* Begin *
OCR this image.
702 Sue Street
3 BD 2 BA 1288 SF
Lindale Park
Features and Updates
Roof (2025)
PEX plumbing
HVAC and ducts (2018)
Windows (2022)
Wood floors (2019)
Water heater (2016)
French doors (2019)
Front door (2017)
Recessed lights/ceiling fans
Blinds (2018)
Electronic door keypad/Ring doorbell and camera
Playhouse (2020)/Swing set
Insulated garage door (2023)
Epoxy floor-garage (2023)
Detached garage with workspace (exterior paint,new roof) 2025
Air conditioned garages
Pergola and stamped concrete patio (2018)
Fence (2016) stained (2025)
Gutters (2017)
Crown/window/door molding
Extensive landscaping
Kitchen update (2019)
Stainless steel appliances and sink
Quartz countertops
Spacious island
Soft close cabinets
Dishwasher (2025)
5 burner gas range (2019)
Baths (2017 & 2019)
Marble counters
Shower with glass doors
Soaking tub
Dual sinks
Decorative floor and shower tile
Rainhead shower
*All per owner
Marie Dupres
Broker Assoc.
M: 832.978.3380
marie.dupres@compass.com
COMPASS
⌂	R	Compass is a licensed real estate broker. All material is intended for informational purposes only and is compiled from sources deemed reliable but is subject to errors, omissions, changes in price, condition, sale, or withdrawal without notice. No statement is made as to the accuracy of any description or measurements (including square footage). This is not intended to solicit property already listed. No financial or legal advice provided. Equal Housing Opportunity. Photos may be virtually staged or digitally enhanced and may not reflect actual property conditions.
* End *
** Required task **
Repeat every record, keeping each word and mark exactly as it is.

** Task answer **
OCR this image.
702 Sue Street
3 BD 2 BA 1288 SF
Lindale Park
Features and Updates
Roof (2025)
PEX plumbing
HVAC and ducts (2018)
Windows (2022)
Wood floors (2019)
Water heater (2016)
French doors (2019)
Front door (2017)
Recessed lights/ceiling fans
Blinds (2018)
Electronic door keypad/Ring doorbell and camera
Playhouse (2020)/Swing set
Insulated garage door (2023)
Epoxy floor-garage (2023)
Detached garage with workspace (exterior paint,new roof) 2025
Air conditioned garages
Pergola and stamped concrete patio (2018)
Fence (2016) stained (2025)
Gutters (2017)
Crown/window/door molding
Extensive landscaping
Kitchen update (2019)
Stainless steel appliances and sink
Quartz countertops
Spacious island
Soft close cabinets
Dishwasher (2025)
5 burner gas range (2019)
Baths (2017 & 2019)
Marble counters
Shower with glass doors
Soaking tub
Dual sinks
Decorative floor and shower tile
Rainhead shower
*All per owner
Marie Dupres
Broker Assoc.
M: 832.978.3380
marie.dupres@compass.com
COMPASS
⌂	R	Compass is a licensed real estate broker. All material is intended for informational purposes only and is compiled from sources deemed reliable but is subject to errors, omissions, changes in price, condition, sale, or withdrawal without notice. No statement is made as to the accuracy of any description or measurements (including square footage). This is not intended to solicit property already listed. No financial or legal advice provided. Equal Housing Opportunity. Photos may be virtually staged or digitally enhanced and may not reflect actual property conditions.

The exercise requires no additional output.